● Your goal
Repeat everything in the listing from the line containing "globe-icon: ◍ [398,667,411,683]" down to the line containing "sites-label: Сайты: [111,668,158,683]", keeping both of those lines.

● Data supplied

===

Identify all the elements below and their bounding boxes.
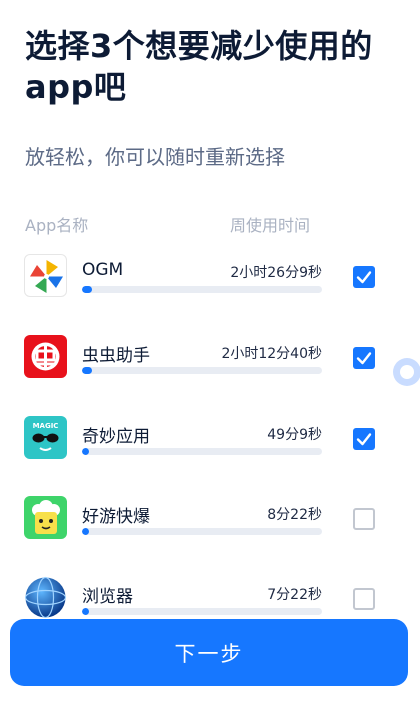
usage-bar <box>82 528 322 535</box>
next-step-button[interactable]: 下一步 <box>10 619 408 686</box>
app-row-ogm[interactable]: OGM 2小时26分9秒 <box>0 254 420 314</box>
usage-bar-fill <box>82 448 90 455</box>
app-row-chongchong[interactable]: 虫虫助手 2小时12分40秒 <box>0 335 420 395</box>
checkmark-icon <box>356 352 372 365</box>
checkmark-icon <box>356 433 372 446</box>
svg-text:MAGIC: MAGIC <box>33 422 59 430</box>
select-checkbox[interactable] <box>353 588 375 610</box>
magic-sunglasses-icon: MAGIC <box>24 416 67 459</box>
usage-bar-fill <box>82 528 90 535</box>
usage-bar <box>82 367 322 374</box>
app-name: 虫虫助手 <box>82 346 150 366</box>
usage-bar <box>82 608 322 615</box>
app-usage-time: 49分9秒 <box>267 427 322 443</box>
app-name: 好游快爆 <box>82 507 150 527</box>
column-header-time: 周使用时间 <box>230 216 311 235</box>
app-usage-time: 2小时12分40秒 <box>221 346 322 362</box>
globe-browser-icon <box>24 576 67 619</box>
app-name: OGM <box>82 260 124 280</box>
app-name: 奇妙应用 <box>82 427 150 447</box>
app-usage-time: 7分22秒 <box>267 587 322 603</box>
app-usage-time: 2小时26分9秒 <box>230 265 322 281</box>
bug-assistant-icon <box>24 335 67 378</box>
floating-assistant-button[interactable] <box>393 358 420 386</box>
select-checkbox[interactable] <box>353 266 375 288</box>
checkmark-icon <box>356 271 372 284</box>
usage-bar-fill <box>82 286 92 293</box>
select-checkbox[interactable] <box>353 347 375 369</box>
usage-bar <box>82 286 322 293</box>
app-row-qimiao[interactable]: MAGIC 奇妙应用 49分9秒 <box>0 416 420 476</box>
app-usage-time: 8分22秒 <box>267 507 322 523</box>
column-header-app: App名称 <box>25 216 89 235</box>
pinwheel-icon <box>24 254 67 297</box>
app-name: 浏览器 <box>82 587 133 607</box>
select-checkbox[interactable] <box>353 508 375 530</box>
usage-bar-fill <box>82 608 90 615</box>
app-row-haoyou[interactable]: 好游快爆 8分22秒 <box>0 496 420 556</box>
usage-bar <box>82 448 322 455</box>
select-checkbox[interactable] <box>353 428 375 450</box>
usage-bar-fill <box>82 367 92 374</box>
game-popcorn-icon <box>24 496 67 539</box>
page-subtitle: 放轻松，你可以随时重新选择 <box>25 145 285 169</box>
page-title: 选择3个想要减少使用的app吧 <box>25 27 373 106</box>
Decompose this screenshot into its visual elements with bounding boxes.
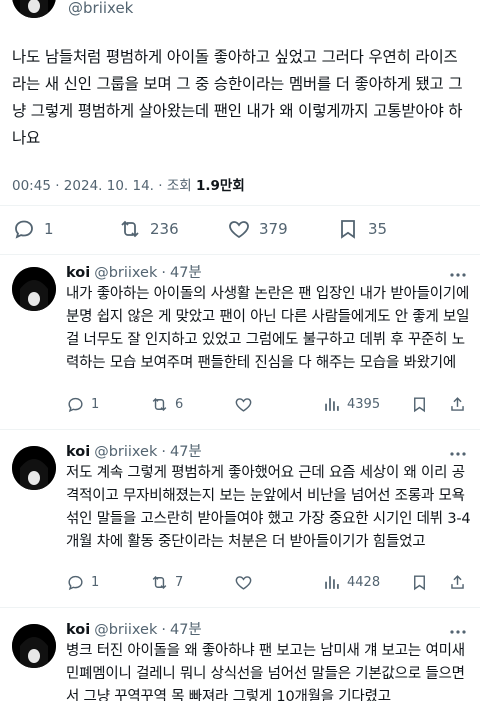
reply-actions: 1 7 4428	[66, 573, 472, 595]
like-count: 379	[259, 220, 288, 238]
meta-separator: ·	[161, 444, 166, 460]
reply-text: 병크 터진 아이돌을 왜 좋아하냐 팬 보고는 남미새 걔 보고는 여미새 민폐…	[66, 643, 465, 701]
heart-icon	[235, 398, 252, 412]
reply-text: 저도 계속 그렇게 평범하게 좋아했어요 근데 요즘 세상이 왜 이리 공격적이…	[66, 465, 471, 550]
meta-separator: ·	[161, 622, 166, 638]
reply-header: koi @briixek · 47분	[66, 263, 202, 283]
views-bar-chart-icon	[325, 576, 339, 589]
reply-header: koi @briixek · 47분	[66, 620, 202, 640]
meta-separator: ·	[158, 178, 167, 194]
bookmark-button[interactable]	[410, 573, 429, 592]
divider	[0, 607, 480, 608]
share-icon	[451, 397, 464, 411]
post-time: 00:45	[12, 178, 51, 194]
views-button[interactable]: 4428	[322, 573, 380, 592]
bookmark-button[interactable]	[410, 395, 429, 414]
like-button[interactable]: 379	[227, 217, 288, 241]
divider	[0, 254, 480, 255]
avatar-image	[12, 624, 56, 668]
reply-button[interactable]: 1	[12, 217, 54, 241]
views-label: 조회	[166, 178, 192, 194]
views-count: 1.9만회	[196, 178, 245, 194]
bookmark-icon	[341, 220, 355, 239]
divider	[0, 205, 480, 206]
main-post-text: 나도 남들처럼 평범하게 아이돌 좋아하고 싶었고 그러다 우연히 라이즈라는 …	[12, 48, 463, 147]
views-count: 4395	[347, 397, 381, 412]
reply-time[interactable]: 47분	[170, 622, 202, 638]
reply-author-name[interactable]: koi	[66, 444, 90, 460]
ellipsis-icon[interactable]	[448, 265, 468, 285]
avatar[interactable]	[12, 267, 56, 311]
main-post-actions: 1 236 379 35	[0, 212, 480, 246]
bookmark-icon	[414, 575, 425, 591]
repost-arrows-icon	[121, 220, 139, 238]
share-icon	[451, 575, 464, 589]
views-count: 4428	[347, 575, 381, 590]
repost-count: 7	[175, 575, 184, 590]
post-meta: 00:45 · 2024. 10. 14. · 조회 1.9만회	[12, 176, 245, 196]
share-button[interactable]	[448, 395, 467, 414]
reply-button[interactable]: 1	[66, 573, 99, 592]
reply-actions: 1 6 4395	[66, 395, 472, 417]
avatar-image	[12, 0, 56, 18]
reply-author-name[interactable]: koi	[66, 265, 90, 281]
reply-count: 1	[91, 575, 100, 590]
repost-button[interactable]: 236	[118, 217, 179, 241]
meta-separator: ·	[55, 178, 64, 194]
reply-button[interactable]: 1	[66, 395, 99, 414]
post-date[interactable]: 2024. 10. 14.	[64, 178, 154, 194]
heart-icon	[229, 221, 249, 239]
meta-separator: ·	[161, 265, 166, 281]
repost-arrows-icon	[152, 575, 167, 590]
divider	[0, 429, 480, 430]
main-post-header: @briixek	[0, 0, 480, 22]
like-button[interactable]	[234, 573, 259, 592]
main-post-handle[interactable]: @briixek	[68, 0, 133, 16]
reply-count: 1	[91, 397, 100, 412]
reply-header: koi @briixek · 47분	[66, 442, 202, 462]
reply-text: 내가 좋아하는 아이돌의 사생활 논란은 팬 입장인 내가 받아들이기에 분명 …	[66, 286, 470, 371]
reply-author-handle[interactable]: @briixek	[94, 265, 157, 281]
avatar[interactable]	[12, 624, 56, 668]
reply-author-name[interactable]: koi	[66, 622, 90, 638]
bookmark-button[interactable]: 35	[336, 217, 387, 241]
avatar[interactable]	[12, 0, 56, 18]
reply-time[interactable]: 47분	[170, 444, 202, 460]
ellipsis-icon[interactable]	[448, 622, 468, 642]
repost-count: 236	[150, 220, 179, 238]
reply-time[interactable]: 47분	[170, 265, 202, 281]
repost-arrows-icon	[152, 397, 167, 412]
speech-bubble-icon	[68, 397, 83, 413]
bookmark-count: 35	[368, 220, 388, 238]
avatar[interactable]	[12, 446, 56, 490]
share-button[interactable]	[448, 573, 467, 592]
repost-count: 6	[175, 397, 184, 412]
heart-icon	[235, 576, 252, 590]
speech-bubble-icon	[68, 575, 83, 591]
repost-button[interactable]: 7	[150, 573, 183, 592]
speech-bubble-icon	[15, 220, 33, 239]
like-button[interactable]	[234, 395, 259, 414]
reply-count: 1	[44, 220, 54, 238]
avatar-image	[12, 446, 56, 490]
repost-button[interactable]: 6	[150, 395, 183, 414]
reply-author-handle[interactable]: @briixek	[94, 444, 157, 460]
ellipsis-icon[interactable]	[448, 444, 468, 464]
reply-author-handle[interactable]: @briixek	[94, 622, 157, 638]
bookmark-icon	[414, 397, 425, 413]
views-button[interactable]: 4395	[322, 395, 380, 414]
views-bar-chart-icon	[325, 398, 339, 411]
avatar-image	[12, 267, 56, 311]
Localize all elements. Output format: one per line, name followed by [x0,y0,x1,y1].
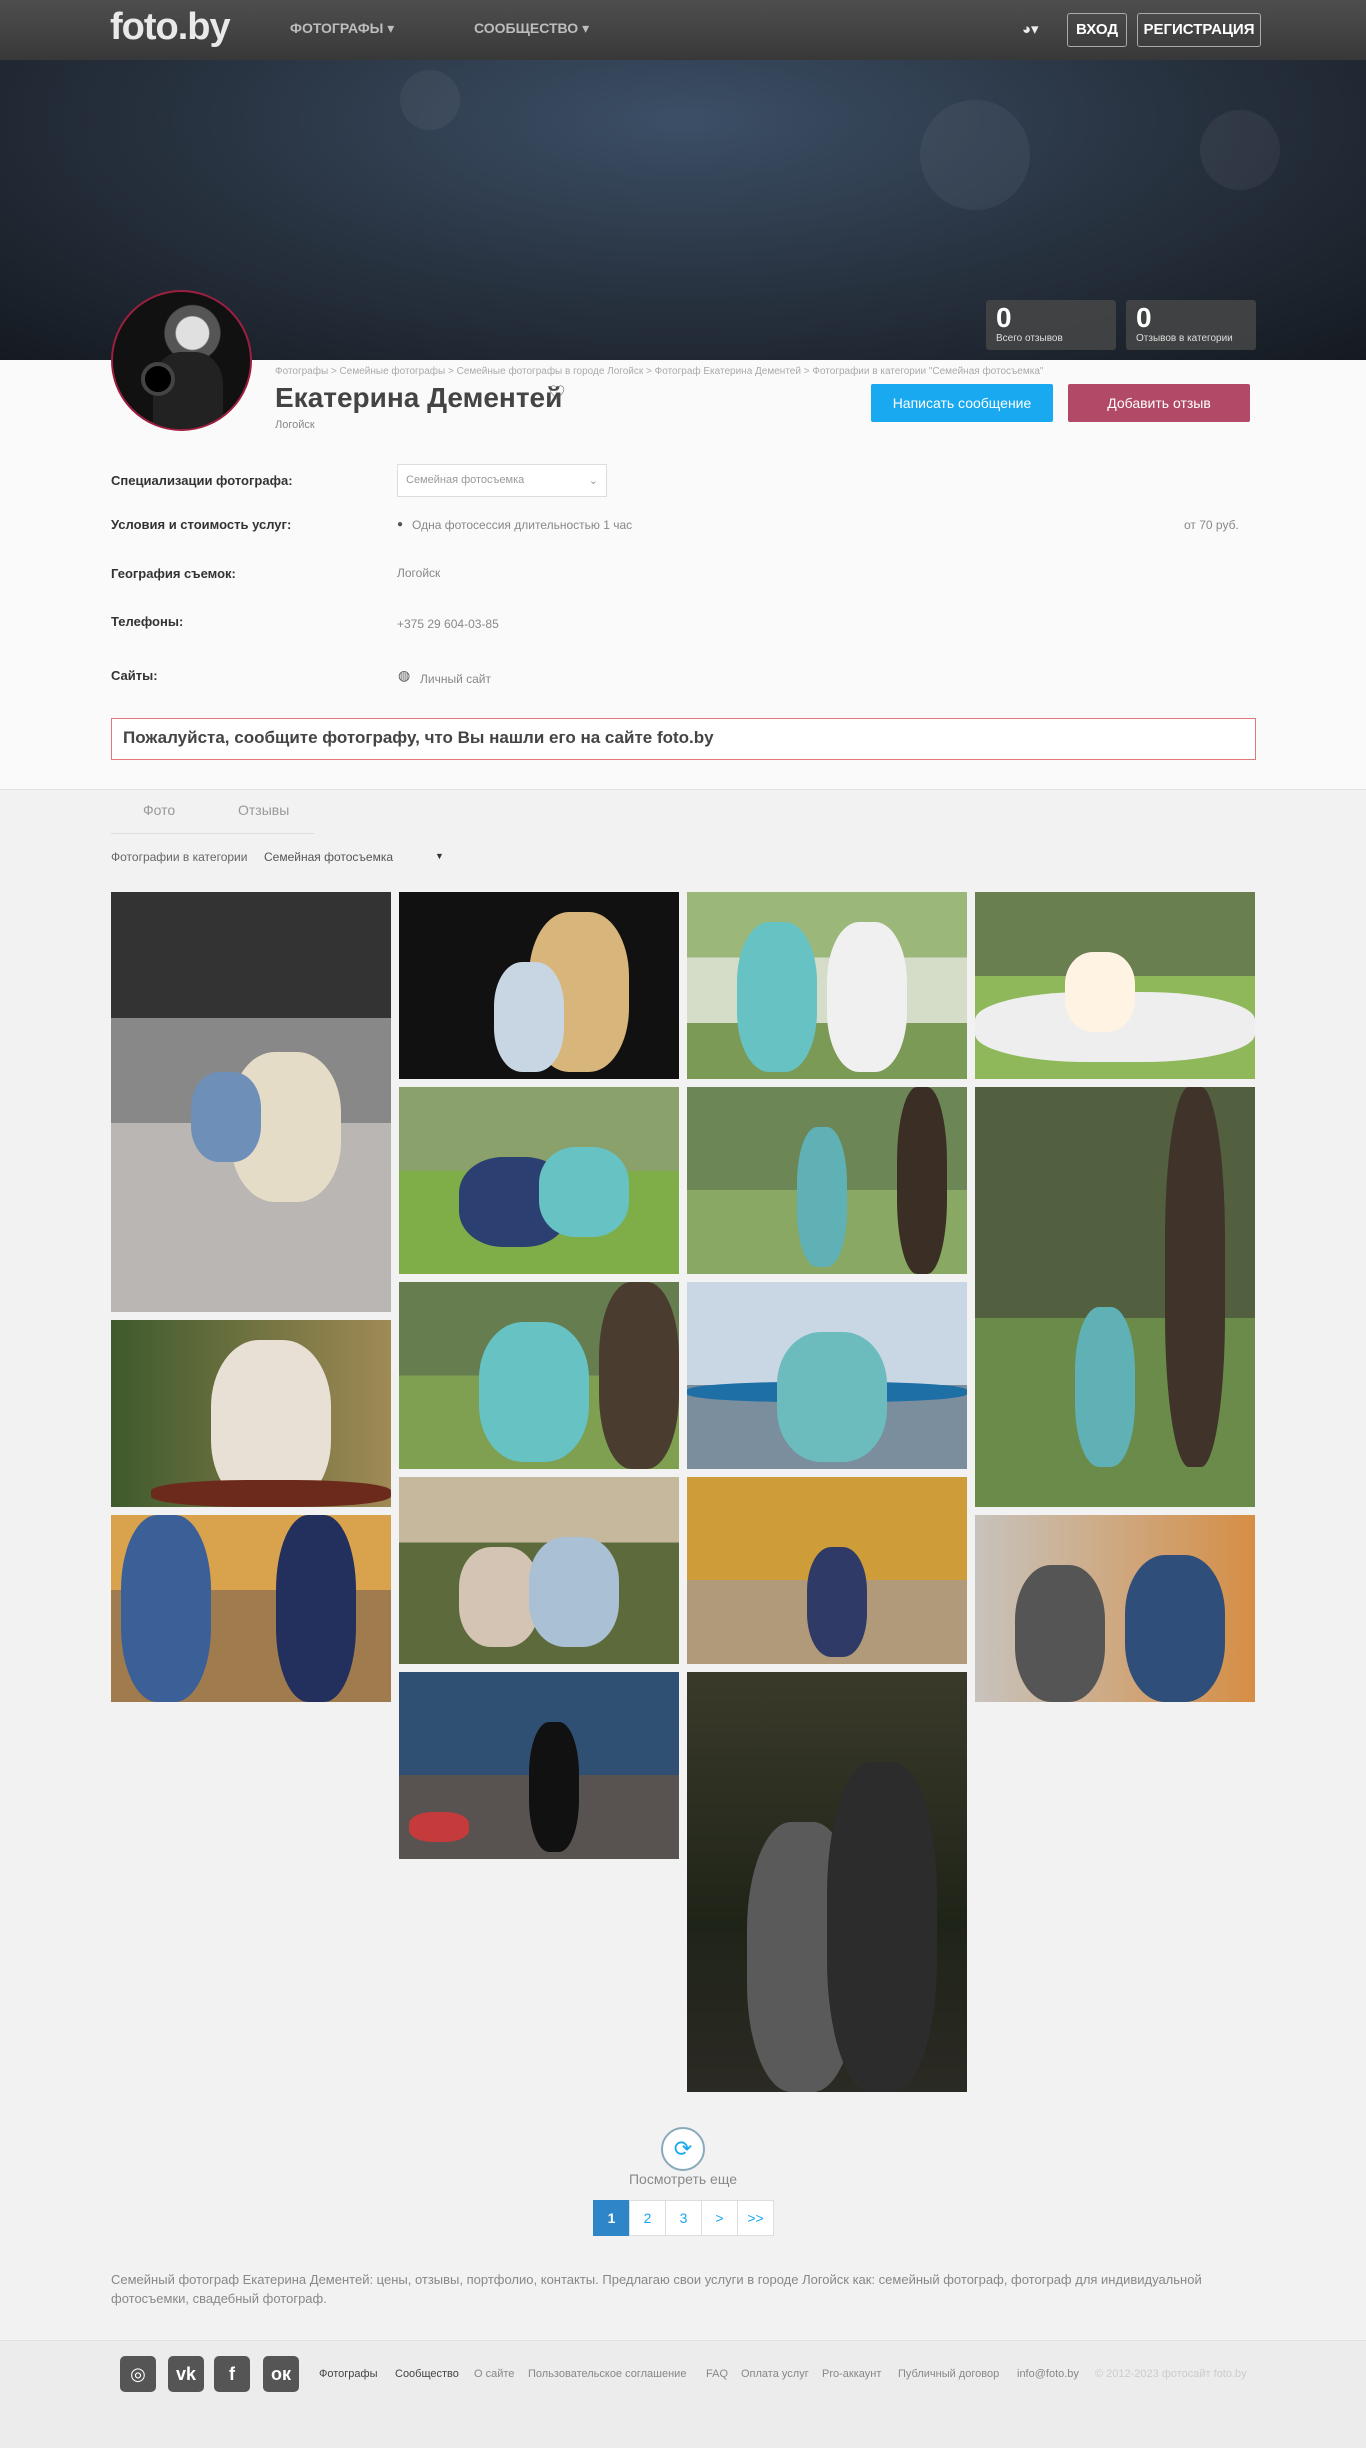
globe-icon: ◍ [398,667,411,683]
page-1[interactable]: 1 [593,2200,630,2236]
page-2[interactable]: 2 [629,2200,666,2236]
page-last[interactable]: >> [737,2200,774,2236]
personal-site-link[interactable]: Личный сайт [420,672,491,686]
nav-community[interactable]: СООБЩЕСТВО ▾ [474,20,589,37]
category-select[interactable]: Семейная фотосъемка [264,850,393,864]
refresh-icon[interactable]: ⟳ [661,2127,705,2171]
caret-down-icon[interactable]: ▼ [435,851,444,861]
sites-label: Сайты: [111,668,158,683]
breadcrumb[interactable]: Фотографы > Семейные фотографы > Семейны… [275,366,1043,377]
gallery-photo[interactable] [399,1282,679,1469]
gallery-photo[interactable] [687,1087,967,1274]
gallery-photo[interactable] [111,1320,391,1507]
chevron-down-icon: ⌄ [588,475,598,487]
specialization-select[interactable]: Семейная фотосъемка ⌄ [397,464,607,497]
top-header: foto.by ФОТОГРАФЫ ▾ СООБЩЕСТВО ▾ ◕▾ ВХОД… [0,0,1366,60]
footer [0,2340,1366,2448]
price-label: Условия и стоимость услуг: [111,517,292,532]
nav-photographers[interactable]: ФОТОГРАФЫ ▾ [290,20,394,37]
footer-link-faq[interactable]: FAQ [706,2368,728,2380]
gallery-photo[interactable] [399,892,679,1079]
price-item: Одна фотосессия длительностью 1 час [412,518,633,532]
load-more-link[interactable]: Посмотреть еще [0,2171,1366,2187]
photographer-name: Екатерина Дементей [275,382,563,413]
category-reviews-stat: 0 Отзывов в категории [1126,300,1256,350]
geography-label: География съемок: [111,566,236,581]
vk-icon[interactable]: vk [168,2356,204,2392]
gallery-photo[interactable] [687,1672,967,2092]
total-reviews-label: Всего отзывов [996,333,1063,344]
footer-link-email[interactable]: info@foto.by [1017,2368,1079,2380]
phones-label: Телефоны: [111,614,184,629]
gallery-photo[interactable] [111,1515,391,1702]
register-button[interactable]: РЕГИСТРАЦИЯ [1137,13,1261,47]
total-reviews-stat: 0 Всего отзывов [986,300,1116,350]
tabs-bar: Фото Отзывы [111,790,314,834]
total-reviews-count: 0 [996,302,1012,333]
language-globe-icon[interactable]: ◕▾ [1022,20,1039,38]
bullet-icon: ● [397,519,404,530]
geography-value: Логойск [397,566,441,580]
favorite-heart-icon[interactable]: ♡ [548,381,566,406]
seo-description: Семейный фотограф Екатерина Дементей: це… [111,2272,1202,2306]
gallery-photo[interactable] [687,892,967,1079]
gallery-photo[interactable] [399,1087,679,1274]
gallery-photo[interactable] [111,892,391,1312]
footer-link-payment[interactable]: Оплата услуг [741,2368,809,2380]
category-reviews-count: 0 [1136,302,1152,333]
instagram-icon[interactable]: ◎ [120,2356,156,2392]
page-3[interactable]: 3 [665,2200,702,2236]
footer-link-about[interactable]: О сайте [474,2368,514,2380]
specialization-label: Специализации фотографа: [111,473,293,488]
notice-box: Пожалуйста, сообщите фотографу, что Вы н… [111,718,1256,760]
footer-copyright: © 2012-2023 фотосайт foto.by [1095,2368,1247,2380]
gallery-photo[interactable] [975,892,1255,1079]
specialization-value: Семейная фотосъемка [406,474,525,486]
site-logo[interactable]: foto.by [110,6,231,49]
login-button[interactable]: ВХОД [1067,13,1127,47]
footer-link-photographers[interactable]: Фотографы [319,2368,377,2380]
gallery-photo[interactable] [687,1282,967,1469]
footer-link-community[interactable]: Сообщество [395,2368,459,2380]
gallery-photo[interactable] [687,1477,967,1664]
footer-link-contract[interactable]: Публичный договор [898,2368,999,2380]
avatar [111,290,252,431]
phone-value: +375 29 604-03-85 [397,617,499,631]
tab-photos[interactable]: Фото [143,802,175,818]
write-message-button[interactable]: Написать сообщение [871,384,1053,422]
footer-link-pro[interactable]: Pro-аккаунт [822,2368,881,2380]
page-next[interactable]: > [701,2200,738,2236]
price-value: от 70 руб. [1184,518,1239,532]
odnoklassniki-icon[interactable]: ок [263,2356,299,2392]
gallery-photo[interactable] [975,1087,1255,1507]
gallery-photo[interactable] [975,1515,1255,1702]
gallery-photo[interactable] [399,1672,679,1859]
category-label: Фотографии в категории [111,850,248,864]
facebook-icon[interactable]: f [214,2356,250,2392]
gallery-photo[interactable] [399,1477,679,1664]
category-reviews-label: Отзывов в категории [1136,333,1233,344]
tab-reviews[interactable]: Отзывы [238,802,289,818]
photographer-city: Логойск [275,419,315,431]
footer-link-terms[interactable]: Пользовательское соглашение [528,2368,686,2380]
add-review-button[interactable]: Добавить отзыв [1068,384,1250,422]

===

● Output for this exercise
globe-icon: ◍ [398,667,411,683]
page-1[interactable]: 1 [593,2200,630,2236]
page-2[interactable]: 2 [629,2200,666,2236]
page-last[interactable]: >> [737,2200,774,2236]
personal-site-link[interactable]: Личный сайт [420,672,491,686]
nav-community[interactable]: СООБЩЕСТВО ▾ [474,20,589,37]
category-select[interactable]: Семейная фотосъемка [264,850,393,864]
refresh-icon[interactable]: ⟳ [661,2127,705,2171]
caret-down-icon[interactable]: ▼ [435,851,444,861]
sites-label: Сайты: [111,668,158,683]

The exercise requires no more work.